* **Problems to work on**
1 – Reproduce a passage from the blade tensioner claims without any change: begin at the words "4. A blade tensioner" and stop after "one blade spring.".
2 – In the blade tensioner claims, what does claim 5 say is created on the contact faces between the friction surface and at least one blade spring?

* **Page**
— start —
1. A blade tensioner for applying tension to a chain, the blade tensioner comprising: a blade shoe having a first face and an opposing second face, the first face having a chain sliding surface on which the chain is slidable; at least two adjacent blade springs disposed on the second face of the blade shoe for applying a spring force to the blade shoe, the adjacent blade springs having surfaces contacting in sliding engagement; and a friction surface provided between the contact surfaces of the adjacent blade springs having a coefficient of friction selected to provide sliding resistance therebetween effective to damp vibrations of the tensioner.

2. A blade tensioner in accordance with claim 1, wherein the friction surface comprises a plate-like member extending in the length direction of the blade springs and is provided independently from the blade springs.

3. A blade tensioner in accordance with claim 1, wherein the friction surface comprises a plate-like member extending in the length direction of the blade springs and attached to at least one blade spring through bonding or welding.

4. A blade tensioner in accordance with claim 1, wherein the friction surface comprises a plurality of members extending in the length direction of the blade springs and attached to at least one blade spring through bonding or welding.

5. A blade tensioner in accordance with claim 2, wherein bumpy surfaces are created on contact faces between the friction surface and at least one blade spring.
— end —
* **Stored data**
— start —
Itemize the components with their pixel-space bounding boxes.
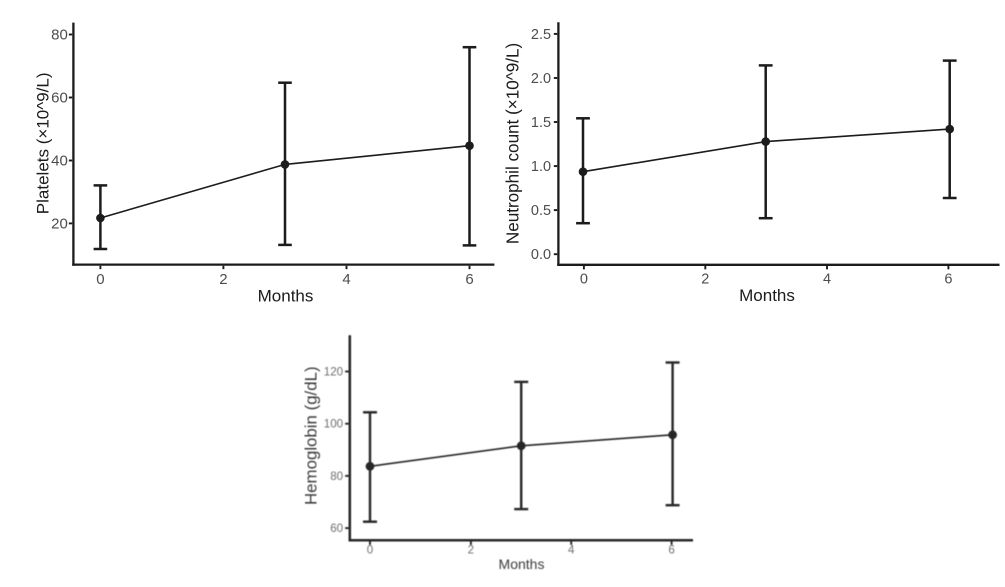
— end —
* **Expected outputs**
1 –
4. A blade tensioner in accordance with claim 1, wherein the friction surface comprises a plurality of members extending in the length direction of the blade springs and attached to at least one blade spring through bonding or welding.

5. A blade tensioner in accordance with claim 2, wherein bumpy surfaces are created on contact faces between the friction surface and at least one blade spring.

2 – Bumpy surfaces.